[Stored data entries]
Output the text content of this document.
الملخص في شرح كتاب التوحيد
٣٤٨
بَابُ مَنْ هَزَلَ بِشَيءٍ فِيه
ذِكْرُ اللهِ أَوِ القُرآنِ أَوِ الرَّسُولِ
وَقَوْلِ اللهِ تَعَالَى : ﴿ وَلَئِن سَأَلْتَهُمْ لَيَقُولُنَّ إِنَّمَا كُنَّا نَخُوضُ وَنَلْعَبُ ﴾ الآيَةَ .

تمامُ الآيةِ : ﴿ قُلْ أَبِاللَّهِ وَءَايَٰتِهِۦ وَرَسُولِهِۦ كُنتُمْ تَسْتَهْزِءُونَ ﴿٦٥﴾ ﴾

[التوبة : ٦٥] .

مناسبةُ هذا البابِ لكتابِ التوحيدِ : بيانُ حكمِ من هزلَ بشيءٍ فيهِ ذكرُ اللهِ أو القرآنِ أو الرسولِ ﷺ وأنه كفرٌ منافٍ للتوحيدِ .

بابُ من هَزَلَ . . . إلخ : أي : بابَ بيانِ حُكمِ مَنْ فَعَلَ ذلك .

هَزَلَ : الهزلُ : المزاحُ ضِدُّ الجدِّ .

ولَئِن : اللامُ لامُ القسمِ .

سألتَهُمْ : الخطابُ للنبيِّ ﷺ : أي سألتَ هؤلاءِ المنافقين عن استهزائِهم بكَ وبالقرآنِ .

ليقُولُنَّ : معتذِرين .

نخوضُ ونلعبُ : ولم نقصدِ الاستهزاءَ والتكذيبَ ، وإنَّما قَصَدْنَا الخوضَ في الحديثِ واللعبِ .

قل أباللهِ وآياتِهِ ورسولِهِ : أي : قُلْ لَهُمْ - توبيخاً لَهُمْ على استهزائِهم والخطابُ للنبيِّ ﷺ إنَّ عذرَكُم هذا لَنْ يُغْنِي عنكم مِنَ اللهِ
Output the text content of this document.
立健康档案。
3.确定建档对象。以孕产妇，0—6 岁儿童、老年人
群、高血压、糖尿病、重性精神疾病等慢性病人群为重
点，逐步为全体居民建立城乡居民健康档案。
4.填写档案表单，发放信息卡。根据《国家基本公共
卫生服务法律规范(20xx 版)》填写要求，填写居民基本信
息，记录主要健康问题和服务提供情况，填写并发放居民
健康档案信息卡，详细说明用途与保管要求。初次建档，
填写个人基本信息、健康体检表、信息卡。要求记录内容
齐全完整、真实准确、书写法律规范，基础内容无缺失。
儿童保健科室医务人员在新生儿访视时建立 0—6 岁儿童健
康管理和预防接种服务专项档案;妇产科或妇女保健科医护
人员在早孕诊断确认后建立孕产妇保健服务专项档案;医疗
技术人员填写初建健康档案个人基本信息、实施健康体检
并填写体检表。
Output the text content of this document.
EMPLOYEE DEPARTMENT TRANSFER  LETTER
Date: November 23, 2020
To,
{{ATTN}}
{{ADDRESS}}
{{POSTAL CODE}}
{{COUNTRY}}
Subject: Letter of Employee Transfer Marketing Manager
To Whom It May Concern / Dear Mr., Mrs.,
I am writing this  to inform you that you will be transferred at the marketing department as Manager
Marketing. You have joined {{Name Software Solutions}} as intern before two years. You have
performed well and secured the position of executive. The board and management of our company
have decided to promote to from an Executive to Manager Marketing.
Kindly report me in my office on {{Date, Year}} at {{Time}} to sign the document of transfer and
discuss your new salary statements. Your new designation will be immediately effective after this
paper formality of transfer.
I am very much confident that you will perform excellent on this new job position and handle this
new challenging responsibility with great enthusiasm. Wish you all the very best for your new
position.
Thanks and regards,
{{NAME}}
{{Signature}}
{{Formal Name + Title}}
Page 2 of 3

> **Task prompt**
Copy out every line of the data that includes "للنبي".

> **Result of this exercise**
سألتَهُمْ : الخطابُ للنبيِّ ﷺ : أي سألتَ هؤلاءِ المنافقين عن استهزائِهم بكَ وبالقرآنِ .
قل أباللهِ وآياتِهِ ورسولِهِ : أي : قُلْ لَهُمْ - توبيخاً لَهُمْ على استهزائِهم والخطابُ للنبيِّ ﷺ إنَّ عذرَكُم هذا لَنْ يُغْنِي عنكم مِنَ اللهِ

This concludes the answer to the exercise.